▶ Data records:
** BEGIN **

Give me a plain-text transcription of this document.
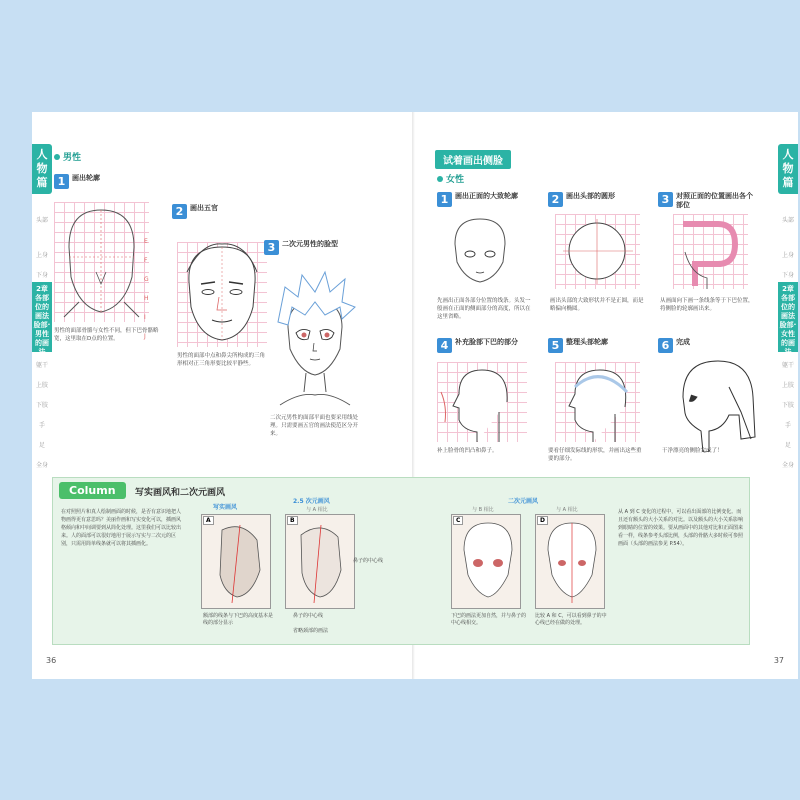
人物篇
头部
上身
下身
2章 各部位的画法 脸部·男性的画法
躯干
上肢
下肢
手
足
全身
男性
1 画出轮廓
男性的面部骨骼与女性不同，但下巴骨骼略宽，这里取在D点的位置。
2 画出五官
E
F
G
H
I
J
男性的面部中点和鼻尖所构成的三角形相对正三角形要比较平静些。
3 二次元男性的脸型
二次元男性的面部平面也要采用线处理。只需要画五官的画法使范区分开来。
36
人物篇
头部
上身
下身
2章 各部位的画法 脸部·女性的画法
躯干
上肢
下肢
手
足
全身
试着画出侧脸
女性
1 画出正面的大致轮廓
先画出正面各部分位置的线条。头发一般画在正面的侧面部分的高度，所以在这里省略。
2 画出头部的圆形
画出头部的大致形状并不是正圆，而是略偏向椭圆。
3 对照正面的位置画出各个部位
从画面向下画一条线条等于下巴位置，将侧脸的轮廓画出来。
4 补充脸部下巴的部分
补上脸骨的凹凸和鼻子。
5 整理头部轮廓
要看仔细发际线的形状，并画出这些重要的部分。
6 完成
干净漂亮的侧脸完成了！
37
Column	写实画风和二次元画风
在对照照片和真人绘制画面的时候，是否有意识地把人物画得更有意思吗？美丽作画和写实变化可以，插画风格倾向和中间调要到从简化处理。这里我们可以比较出来。人的面部可以很好地用于展示写实与二次元的区别，只需用简单线条就可以将其插画化。
写实画风
A
2.5 次元画风
与 A 相比
B
额部的线条与下巴的高度基本是线的部分显示
鼻子的中心线
省略颈部的画法
二次元画风
与 B 相比
C
与 A 相比
D
下巴的画法更加自然，并与鼻子的中心线相交。
比较 A 和 C，可以看到鼻子的中心线已经在做的处理。
鼻子的中心线
从 A 到 C 变化的过程中，可以看出面部的比例变化。而且还有额头的大小关系的对比。以及额头的大小关系影响到眼睛的位置的效果。要从画面中的其他对比和正面图来看一样，线条参考头部比例，头部的骨骼大多时候可参照画面（头部的画法参见 P.54）。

** END **

Go through the listing above and quote it exactly, apart from its images.

▶ Solution to this exercise:
Give me a plain-text transcription of this document.
人物篇
头部
上身
下身
2章 各部位的画法 脸部·男性的画法
躯干
上肢
下肢
手
足
全身
男性
1 画出轮廓
男性的面部骨骼与女性不同，但下巴骨骼略宽，这里取在D点的位置。
2 画出五官
E
F
G
H
I
J
男性的面部中点和鼻尖所构成的三角形相对正三角形要比较平静些。
3 二次元男性的脸型
二次元男性的面部平面也要采用线处理。只需要画五官的画法使范区分开来。
36
人物篇
头部
上身
下身
2章 各部位的画法 脸部·女性的画法
躯干
上肢
下肢
手
足
全身
试着画出侧脸
女性
1 画出正面的大致轮廓
先画出正面各部分位置的线条。头发一般画在正面的侧面部分的高度，所以在这里省略。
2 画出头部的圆形
画出头部的大致形状并不是正圆，而是略偏向椭圆。
3 对照正面的位置画出各个部位
从画面向下画一条线条等于下巴位置，将侧脸的轮廓画出来。
4 补充脸部下巴的部分
补上脸骨的凹凸和鼻子。
5 整理头部轮廓
要看仔细发际线的形状，并画出这些重要的部分。
6 完成
干净漂亮的侧脸完成了！
37
Column	写实画风和二次元画风
在对照照片和真人绘制画面的时候，是否有意识地把人物画得更有意思吗？美丽作画和写实变化可以，插画风格倾向和中间调要到从简化处理。这里我们可以比较出来。人的面部可以很好地用于展示写实与二次元的区别，只需用简单线条就可以将其插画化。
写实画风
A
2.5 次元画风
与 A 相比
B
额部的线条与下巴的高度基本是线的部分显示
鼻子的中心线
省略颈部的画法
二次元画风
与 B 相比
C
与 A 相比
D
下巴的画法更加自然，并与鼻子的中心线相交。
比较 A 和 C，可以看到鼻子的中心线已经在做的处理。
鼻子的中心线
从 A 到 C 变化的过程中，可以看出面部的比例变化。而且还有额头的大小关系的对比。以及额头的大小关系影响到眼睛的位置的效果。要从画面中的其他对比和正面图来看一样，线条参考头部比例，头部的骨骼大多时候可参照画面（头部的画法参见 P.54）。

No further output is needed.